_Problem to solve_
Pull out each line of the data that includes the word "JSON".

--- Begin Input records ---

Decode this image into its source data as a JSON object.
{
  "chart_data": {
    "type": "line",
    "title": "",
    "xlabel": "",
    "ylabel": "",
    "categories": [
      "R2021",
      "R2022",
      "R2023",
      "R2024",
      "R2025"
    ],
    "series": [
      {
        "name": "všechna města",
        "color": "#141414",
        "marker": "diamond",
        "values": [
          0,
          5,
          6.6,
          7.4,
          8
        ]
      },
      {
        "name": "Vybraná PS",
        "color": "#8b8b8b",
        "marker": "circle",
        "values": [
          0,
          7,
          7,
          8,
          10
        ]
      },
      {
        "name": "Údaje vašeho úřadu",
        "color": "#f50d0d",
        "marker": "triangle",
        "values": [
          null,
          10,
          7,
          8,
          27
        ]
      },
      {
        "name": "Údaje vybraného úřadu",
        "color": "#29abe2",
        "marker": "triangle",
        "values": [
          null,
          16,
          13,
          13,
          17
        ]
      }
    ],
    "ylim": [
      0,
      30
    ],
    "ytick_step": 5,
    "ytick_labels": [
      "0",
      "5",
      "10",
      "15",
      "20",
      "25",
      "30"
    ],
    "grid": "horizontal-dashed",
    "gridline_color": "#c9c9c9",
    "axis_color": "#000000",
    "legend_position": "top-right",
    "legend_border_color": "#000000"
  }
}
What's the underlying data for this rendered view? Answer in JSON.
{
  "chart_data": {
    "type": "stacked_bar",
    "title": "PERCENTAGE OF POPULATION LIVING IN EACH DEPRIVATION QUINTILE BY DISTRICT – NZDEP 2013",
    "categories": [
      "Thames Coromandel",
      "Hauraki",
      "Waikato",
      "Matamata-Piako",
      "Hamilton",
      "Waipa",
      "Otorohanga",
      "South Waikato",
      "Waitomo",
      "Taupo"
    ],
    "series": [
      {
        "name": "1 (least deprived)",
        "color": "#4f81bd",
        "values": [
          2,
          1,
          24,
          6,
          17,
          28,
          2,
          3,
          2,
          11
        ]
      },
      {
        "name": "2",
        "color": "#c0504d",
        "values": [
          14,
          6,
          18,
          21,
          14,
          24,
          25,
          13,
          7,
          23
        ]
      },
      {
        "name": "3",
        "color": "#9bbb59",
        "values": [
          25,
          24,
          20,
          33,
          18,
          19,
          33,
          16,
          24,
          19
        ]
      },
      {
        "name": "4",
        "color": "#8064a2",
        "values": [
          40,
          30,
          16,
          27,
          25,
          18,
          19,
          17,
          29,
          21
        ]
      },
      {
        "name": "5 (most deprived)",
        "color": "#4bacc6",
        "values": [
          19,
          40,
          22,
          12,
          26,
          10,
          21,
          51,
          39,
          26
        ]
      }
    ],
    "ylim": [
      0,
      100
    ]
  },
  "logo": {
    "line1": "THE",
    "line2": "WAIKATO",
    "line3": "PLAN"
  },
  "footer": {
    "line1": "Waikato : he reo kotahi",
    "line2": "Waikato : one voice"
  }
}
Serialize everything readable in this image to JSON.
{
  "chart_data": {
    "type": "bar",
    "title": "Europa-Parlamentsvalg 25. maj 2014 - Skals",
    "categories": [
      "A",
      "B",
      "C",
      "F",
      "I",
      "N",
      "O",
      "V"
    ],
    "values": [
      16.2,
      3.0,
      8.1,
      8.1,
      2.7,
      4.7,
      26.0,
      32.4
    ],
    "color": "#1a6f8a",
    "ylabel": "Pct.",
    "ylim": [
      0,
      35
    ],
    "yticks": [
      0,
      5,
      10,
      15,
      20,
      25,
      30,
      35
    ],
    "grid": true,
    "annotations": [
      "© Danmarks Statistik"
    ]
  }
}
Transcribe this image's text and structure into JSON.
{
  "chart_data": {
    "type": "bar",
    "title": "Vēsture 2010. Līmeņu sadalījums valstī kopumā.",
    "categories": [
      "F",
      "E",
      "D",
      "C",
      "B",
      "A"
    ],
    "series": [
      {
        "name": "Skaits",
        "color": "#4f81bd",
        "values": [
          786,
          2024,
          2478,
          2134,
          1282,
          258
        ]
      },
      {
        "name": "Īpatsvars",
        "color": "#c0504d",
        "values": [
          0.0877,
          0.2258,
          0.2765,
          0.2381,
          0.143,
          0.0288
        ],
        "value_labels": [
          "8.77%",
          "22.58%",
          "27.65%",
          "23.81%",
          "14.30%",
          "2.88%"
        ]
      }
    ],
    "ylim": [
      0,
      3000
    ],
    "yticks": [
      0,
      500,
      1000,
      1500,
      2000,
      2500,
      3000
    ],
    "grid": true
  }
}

--- End Input records ---

_Answer to this exercise_
Decode this image into its source data as a JSON object.
What's the underlying data for this rendered view? Answer in JSON.
Serialize everything readable in this image to JSON.
Transcribe this image's text and structure into JSON.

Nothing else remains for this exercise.